**EXERCISE TASK**
Wherever a line holds the word "this", copy that line out.

** begin **

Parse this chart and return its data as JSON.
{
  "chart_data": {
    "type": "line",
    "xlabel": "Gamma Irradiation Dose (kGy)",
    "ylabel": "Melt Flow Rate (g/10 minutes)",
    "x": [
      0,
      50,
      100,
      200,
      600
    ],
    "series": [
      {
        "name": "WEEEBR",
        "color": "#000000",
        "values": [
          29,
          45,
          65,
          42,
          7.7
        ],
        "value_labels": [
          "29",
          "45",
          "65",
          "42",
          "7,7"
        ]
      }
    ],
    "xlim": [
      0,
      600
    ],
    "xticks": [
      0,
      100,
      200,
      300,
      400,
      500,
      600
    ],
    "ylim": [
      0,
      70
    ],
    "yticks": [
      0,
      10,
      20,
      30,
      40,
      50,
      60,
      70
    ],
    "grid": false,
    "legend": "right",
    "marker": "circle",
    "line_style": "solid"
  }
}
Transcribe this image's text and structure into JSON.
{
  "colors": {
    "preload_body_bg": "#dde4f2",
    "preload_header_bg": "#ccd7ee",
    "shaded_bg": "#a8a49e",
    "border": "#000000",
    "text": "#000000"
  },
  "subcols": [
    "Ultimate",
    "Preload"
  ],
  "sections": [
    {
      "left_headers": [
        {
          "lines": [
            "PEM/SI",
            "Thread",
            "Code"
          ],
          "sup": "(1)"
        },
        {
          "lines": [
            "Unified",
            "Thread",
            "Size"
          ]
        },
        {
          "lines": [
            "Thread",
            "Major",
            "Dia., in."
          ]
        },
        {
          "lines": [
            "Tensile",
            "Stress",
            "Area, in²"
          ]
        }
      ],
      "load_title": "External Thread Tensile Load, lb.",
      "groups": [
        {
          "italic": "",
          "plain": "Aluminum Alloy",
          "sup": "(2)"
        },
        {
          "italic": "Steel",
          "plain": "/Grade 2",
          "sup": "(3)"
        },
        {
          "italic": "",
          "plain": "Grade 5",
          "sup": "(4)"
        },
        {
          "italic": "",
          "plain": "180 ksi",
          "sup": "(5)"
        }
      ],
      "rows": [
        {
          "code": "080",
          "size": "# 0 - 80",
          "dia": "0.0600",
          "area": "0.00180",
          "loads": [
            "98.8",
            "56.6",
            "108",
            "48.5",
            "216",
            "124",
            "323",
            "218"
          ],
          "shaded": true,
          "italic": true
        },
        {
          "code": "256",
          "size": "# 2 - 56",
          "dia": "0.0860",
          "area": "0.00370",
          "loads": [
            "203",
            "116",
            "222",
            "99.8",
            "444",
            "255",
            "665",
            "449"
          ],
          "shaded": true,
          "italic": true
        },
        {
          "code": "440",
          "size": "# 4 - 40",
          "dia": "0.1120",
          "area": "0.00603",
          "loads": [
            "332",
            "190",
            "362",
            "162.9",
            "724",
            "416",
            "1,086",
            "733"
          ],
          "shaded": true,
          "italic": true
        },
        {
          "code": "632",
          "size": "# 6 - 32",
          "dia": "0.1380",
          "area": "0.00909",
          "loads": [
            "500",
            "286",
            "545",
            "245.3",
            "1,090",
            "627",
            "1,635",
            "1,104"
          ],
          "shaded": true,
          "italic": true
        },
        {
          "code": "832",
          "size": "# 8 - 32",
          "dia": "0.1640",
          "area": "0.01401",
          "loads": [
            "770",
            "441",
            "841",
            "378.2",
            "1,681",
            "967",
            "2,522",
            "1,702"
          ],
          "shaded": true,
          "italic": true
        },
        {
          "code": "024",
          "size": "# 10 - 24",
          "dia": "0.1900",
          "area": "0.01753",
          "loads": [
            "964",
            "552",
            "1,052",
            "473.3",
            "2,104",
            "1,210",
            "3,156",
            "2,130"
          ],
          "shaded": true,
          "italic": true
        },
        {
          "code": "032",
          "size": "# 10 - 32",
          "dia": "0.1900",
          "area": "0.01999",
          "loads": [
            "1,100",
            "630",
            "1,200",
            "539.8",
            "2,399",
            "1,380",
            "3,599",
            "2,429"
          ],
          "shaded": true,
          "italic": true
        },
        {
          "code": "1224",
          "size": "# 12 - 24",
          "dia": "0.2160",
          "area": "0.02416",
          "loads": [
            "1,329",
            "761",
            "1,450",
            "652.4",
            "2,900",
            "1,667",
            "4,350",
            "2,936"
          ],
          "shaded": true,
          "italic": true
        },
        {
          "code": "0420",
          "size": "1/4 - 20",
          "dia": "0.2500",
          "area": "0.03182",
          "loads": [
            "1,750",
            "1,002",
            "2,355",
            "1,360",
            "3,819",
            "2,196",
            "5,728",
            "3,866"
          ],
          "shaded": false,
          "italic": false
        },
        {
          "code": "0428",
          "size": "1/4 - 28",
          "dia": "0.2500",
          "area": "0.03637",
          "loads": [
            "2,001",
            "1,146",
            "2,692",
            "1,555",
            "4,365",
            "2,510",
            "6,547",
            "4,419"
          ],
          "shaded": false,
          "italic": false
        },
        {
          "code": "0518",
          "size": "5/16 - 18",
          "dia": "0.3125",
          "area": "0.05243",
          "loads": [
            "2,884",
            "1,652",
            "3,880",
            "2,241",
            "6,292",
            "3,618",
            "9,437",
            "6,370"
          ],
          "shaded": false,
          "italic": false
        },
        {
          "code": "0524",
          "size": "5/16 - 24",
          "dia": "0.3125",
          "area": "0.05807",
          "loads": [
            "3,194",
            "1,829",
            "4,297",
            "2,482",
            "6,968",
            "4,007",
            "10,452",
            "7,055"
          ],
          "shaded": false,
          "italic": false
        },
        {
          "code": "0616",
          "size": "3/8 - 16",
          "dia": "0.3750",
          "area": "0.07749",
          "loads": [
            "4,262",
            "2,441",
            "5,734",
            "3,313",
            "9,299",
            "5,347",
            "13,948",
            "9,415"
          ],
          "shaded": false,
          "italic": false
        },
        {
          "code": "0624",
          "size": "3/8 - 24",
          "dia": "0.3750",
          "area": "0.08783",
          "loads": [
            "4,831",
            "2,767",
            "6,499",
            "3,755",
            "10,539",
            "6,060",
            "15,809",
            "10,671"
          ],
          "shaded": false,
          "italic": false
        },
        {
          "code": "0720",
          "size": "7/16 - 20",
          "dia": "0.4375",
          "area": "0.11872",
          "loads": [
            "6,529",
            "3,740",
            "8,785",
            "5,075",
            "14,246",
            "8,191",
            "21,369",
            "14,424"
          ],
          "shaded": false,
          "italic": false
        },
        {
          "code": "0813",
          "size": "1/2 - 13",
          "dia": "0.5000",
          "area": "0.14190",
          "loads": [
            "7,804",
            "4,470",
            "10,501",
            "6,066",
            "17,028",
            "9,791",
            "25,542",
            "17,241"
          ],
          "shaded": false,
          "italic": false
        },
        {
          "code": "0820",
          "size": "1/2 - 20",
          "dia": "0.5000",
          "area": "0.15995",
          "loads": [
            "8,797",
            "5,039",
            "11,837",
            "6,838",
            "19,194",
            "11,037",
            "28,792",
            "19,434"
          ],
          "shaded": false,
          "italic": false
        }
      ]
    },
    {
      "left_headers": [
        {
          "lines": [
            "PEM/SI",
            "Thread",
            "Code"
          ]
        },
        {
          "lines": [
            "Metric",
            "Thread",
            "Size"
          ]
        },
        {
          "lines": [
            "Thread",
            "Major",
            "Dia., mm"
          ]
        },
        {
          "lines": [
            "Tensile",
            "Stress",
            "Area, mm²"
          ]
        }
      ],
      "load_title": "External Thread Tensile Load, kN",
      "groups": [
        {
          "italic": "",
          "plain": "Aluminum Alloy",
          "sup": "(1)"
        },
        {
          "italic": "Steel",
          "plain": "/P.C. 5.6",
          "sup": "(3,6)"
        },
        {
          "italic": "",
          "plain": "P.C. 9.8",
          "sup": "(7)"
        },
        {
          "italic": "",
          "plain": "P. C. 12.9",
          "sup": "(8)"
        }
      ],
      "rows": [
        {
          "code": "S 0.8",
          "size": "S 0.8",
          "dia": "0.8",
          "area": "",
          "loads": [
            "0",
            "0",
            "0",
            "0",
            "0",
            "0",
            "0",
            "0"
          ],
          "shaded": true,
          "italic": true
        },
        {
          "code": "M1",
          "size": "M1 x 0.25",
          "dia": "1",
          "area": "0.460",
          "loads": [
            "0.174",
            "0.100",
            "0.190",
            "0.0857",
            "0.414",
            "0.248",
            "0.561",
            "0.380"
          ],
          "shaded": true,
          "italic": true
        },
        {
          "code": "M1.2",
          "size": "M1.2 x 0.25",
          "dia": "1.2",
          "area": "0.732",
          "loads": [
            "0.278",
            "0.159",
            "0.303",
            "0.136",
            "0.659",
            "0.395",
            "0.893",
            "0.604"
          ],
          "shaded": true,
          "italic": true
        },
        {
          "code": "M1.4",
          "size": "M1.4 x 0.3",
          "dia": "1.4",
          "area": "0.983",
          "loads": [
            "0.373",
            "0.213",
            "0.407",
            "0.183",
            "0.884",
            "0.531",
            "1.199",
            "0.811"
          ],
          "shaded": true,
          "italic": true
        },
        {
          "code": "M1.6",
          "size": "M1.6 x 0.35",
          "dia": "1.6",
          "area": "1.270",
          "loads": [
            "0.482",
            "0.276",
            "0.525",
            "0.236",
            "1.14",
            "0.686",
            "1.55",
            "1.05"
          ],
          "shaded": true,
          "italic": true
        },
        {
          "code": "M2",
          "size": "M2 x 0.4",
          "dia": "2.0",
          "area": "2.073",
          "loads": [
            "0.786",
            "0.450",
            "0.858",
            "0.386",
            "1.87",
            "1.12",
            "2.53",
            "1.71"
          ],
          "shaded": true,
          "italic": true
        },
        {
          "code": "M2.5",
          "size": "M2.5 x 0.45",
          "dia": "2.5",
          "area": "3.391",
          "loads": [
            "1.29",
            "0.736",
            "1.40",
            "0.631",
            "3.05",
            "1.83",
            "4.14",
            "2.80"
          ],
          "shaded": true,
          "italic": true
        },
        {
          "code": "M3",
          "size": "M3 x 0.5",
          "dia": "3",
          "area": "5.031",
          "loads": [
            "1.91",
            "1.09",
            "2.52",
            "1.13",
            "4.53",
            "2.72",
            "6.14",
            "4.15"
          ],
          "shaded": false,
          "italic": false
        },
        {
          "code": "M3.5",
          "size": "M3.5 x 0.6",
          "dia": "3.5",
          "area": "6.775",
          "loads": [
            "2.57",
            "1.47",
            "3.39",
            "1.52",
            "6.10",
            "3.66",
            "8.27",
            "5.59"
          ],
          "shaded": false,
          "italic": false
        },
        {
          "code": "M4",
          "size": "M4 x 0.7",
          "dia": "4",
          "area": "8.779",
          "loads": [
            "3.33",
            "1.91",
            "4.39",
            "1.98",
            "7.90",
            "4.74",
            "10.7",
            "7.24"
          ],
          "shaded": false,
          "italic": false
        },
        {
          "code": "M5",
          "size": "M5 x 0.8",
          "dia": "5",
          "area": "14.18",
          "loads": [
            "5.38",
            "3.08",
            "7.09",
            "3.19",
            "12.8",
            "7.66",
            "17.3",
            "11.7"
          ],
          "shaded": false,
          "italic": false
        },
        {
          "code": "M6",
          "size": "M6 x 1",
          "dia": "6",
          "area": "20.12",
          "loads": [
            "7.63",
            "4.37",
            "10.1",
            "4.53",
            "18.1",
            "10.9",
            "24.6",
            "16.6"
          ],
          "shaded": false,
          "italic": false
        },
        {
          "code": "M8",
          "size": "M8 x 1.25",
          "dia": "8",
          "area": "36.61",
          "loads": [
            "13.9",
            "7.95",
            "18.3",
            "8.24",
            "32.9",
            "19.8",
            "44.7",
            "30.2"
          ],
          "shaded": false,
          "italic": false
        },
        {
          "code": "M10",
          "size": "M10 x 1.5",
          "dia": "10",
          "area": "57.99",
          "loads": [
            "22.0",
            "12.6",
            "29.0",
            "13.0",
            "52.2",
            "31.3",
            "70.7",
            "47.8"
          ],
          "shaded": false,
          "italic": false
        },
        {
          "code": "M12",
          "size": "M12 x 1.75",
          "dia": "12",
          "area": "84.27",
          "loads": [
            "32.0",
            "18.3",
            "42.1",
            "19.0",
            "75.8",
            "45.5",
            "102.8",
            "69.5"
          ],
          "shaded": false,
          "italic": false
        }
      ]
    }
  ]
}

** end **

**COMPLETED EXERCISE**
Parse this chart and return its data as JSON.
Transcribe this image's text and structure into JSON.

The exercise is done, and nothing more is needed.